Sunday, April 10, 2011

Wayne Scheer

My Left Foot
Non-Fiction by Wayne Scheer

About a month ago my wife broke a CorningWare dish that we think dated back to a wedding present. CorningWare is supposed to be virtually indestructible, and I suppose forty-three years qualifies it as such, but when it falls from a high shelf onto a tile floor, it doesn't just break. It explodes.

Talk about your thousand points of light. Try a thousand shards of ceramic glass. 

Being the thoughtful husband that I am, I immediately grabbed a broom and started sweeping. 

Being the thoughtless idiot that I am, I did so barefoot. 

After an appropriate amount of cursing and hopping, I tweezed out dozens of shards, wiped the blood from my foot and the floor, applied antiseptic and a band-aide, slipped on shoes—I'm capable of learning from my mistakes—and continued sweeping. No big deal, I thought.

But my foot still hurt, so I dug in with a pin and tweezers and pulled out more glass, discovering that my sixty-five year-old body isn't made for close observation of the bottom of my foot.  My wife who, thankfully, doesn't like inflicting pain on me, thought it wiser to seek the assistance of a neighbor who happens to be a nurse. The fact that he is actually a geriatric nurse wasn't lost on me.

MATERIAL SUPPLIED:
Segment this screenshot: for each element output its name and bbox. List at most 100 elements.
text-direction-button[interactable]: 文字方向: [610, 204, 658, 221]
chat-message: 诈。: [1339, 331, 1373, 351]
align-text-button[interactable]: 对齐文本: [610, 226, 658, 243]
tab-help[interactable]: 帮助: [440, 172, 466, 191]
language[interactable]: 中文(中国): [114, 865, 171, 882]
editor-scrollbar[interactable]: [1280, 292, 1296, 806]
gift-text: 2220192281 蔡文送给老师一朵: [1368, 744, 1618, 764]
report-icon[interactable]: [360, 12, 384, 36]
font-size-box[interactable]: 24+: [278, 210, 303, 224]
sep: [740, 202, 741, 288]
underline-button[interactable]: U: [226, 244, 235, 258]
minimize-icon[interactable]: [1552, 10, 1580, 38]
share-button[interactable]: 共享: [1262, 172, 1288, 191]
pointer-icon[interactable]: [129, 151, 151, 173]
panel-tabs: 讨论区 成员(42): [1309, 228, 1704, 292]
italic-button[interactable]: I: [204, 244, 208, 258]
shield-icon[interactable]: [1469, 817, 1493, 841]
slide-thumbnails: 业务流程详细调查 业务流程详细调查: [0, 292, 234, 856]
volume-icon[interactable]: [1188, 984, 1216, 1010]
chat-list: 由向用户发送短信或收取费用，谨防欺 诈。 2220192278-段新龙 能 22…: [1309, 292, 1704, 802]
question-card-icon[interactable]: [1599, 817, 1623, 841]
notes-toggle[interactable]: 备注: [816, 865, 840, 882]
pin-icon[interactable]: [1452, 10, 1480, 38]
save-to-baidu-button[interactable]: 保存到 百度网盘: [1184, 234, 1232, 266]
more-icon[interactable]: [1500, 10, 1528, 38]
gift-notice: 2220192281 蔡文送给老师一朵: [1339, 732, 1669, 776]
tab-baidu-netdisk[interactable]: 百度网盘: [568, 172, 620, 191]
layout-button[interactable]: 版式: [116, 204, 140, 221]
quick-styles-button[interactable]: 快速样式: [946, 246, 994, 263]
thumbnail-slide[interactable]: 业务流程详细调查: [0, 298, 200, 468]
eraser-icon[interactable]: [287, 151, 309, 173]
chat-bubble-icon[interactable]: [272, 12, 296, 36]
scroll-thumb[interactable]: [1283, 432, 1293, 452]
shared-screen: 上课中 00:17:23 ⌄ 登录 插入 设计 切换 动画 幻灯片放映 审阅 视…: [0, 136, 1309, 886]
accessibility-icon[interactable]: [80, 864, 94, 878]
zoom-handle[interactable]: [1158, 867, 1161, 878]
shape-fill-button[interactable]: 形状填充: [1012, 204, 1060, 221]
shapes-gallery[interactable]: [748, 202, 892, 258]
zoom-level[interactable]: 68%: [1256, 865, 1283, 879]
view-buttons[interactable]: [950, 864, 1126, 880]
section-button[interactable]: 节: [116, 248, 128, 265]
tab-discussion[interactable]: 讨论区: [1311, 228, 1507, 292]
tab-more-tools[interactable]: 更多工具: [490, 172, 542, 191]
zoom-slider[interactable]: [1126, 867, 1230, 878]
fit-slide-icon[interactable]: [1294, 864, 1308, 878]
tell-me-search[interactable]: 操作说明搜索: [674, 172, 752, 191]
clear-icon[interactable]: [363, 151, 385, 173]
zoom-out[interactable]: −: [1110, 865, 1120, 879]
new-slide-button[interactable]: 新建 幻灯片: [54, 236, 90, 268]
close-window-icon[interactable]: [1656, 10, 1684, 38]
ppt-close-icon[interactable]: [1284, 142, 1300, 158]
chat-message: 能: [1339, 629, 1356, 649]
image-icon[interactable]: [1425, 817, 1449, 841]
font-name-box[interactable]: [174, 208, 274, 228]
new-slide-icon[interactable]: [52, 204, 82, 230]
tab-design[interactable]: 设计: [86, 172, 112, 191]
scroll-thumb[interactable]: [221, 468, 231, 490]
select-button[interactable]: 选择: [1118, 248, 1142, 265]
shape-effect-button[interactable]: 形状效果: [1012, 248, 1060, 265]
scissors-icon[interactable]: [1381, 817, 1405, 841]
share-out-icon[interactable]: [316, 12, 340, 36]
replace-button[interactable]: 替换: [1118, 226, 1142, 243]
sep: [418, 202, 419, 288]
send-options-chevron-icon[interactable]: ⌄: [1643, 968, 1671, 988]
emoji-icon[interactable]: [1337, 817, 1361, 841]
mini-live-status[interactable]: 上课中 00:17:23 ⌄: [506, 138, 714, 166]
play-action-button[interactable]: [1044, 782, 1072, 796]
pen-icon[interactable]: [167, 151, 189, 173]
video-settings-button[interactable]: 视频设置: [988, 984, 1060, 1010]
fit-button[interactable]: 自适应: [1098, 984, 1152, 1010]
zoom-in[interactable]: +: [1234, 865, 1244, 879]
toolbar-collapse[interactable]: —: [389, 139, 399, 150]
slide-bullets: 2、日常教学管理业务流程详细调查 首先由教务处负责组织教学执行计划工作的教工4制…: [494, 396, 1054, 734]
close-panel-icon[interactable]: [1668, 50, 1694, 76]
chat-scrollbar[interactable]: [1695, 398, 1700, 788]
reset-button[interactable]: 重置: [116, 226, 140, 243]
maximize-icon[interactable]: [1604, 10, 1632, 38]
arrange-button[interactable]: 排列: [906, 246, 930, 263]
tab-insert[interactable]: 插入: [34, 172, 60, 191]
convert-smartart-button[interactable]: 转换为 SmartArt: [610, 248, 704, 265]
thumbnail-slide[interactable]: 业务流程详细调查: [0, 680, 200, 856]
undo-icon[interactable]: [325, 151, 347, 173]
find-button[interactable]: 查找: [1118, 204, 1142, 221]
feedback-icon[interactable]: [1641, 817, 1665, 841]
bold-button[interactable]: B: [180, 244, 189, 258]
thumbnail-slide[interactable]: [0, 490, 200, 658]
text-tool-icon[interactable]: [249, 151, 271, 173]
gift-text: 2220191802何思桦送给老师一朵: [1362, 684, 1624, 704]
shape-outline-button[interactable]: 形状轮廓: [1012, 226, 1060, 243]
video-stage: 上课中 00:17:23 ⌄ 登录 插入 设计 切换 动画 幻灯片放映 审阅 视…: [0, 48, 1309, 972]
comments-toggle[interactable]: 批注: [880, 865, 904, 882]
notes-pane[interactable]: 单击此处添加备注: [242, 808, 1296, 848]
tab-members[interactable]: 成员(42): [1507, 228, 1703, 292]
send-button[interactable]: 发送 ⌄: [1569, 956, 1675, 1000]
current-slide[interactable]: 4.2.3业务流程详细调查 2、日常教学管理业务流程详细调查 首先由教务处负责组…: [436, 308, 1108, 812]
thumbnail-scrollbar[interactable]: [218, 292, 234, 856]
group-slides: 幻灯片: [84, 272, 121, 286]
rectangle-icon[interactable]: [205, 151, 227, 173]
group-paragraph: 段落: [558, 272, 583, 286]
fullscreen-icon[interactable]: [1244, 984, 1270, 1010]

EXERCISE OBJECTIVE:
Rewrite the essay, starting at "About a month" and ending at "did so barefoot.", with "mop" in place of "broom".

TASK RESULT:
About a month ago my wife broke a CorningWare dish that we think dated back to a wedding present. CorningWare is supposed to be virtually indestructible, and I suppose forty-three years qualifies it as such, but when it falls from a high shelf onto a tile floor, it doesn't just break. It explodes.

Talk about your thousand points of light. Try a thousand shards of ceramic glass. 

Being the thoughtful husband that I am, I immediately grabbed a mop and started sweeping. 

Being the thoughtless idiot that I am, I did so barefoot.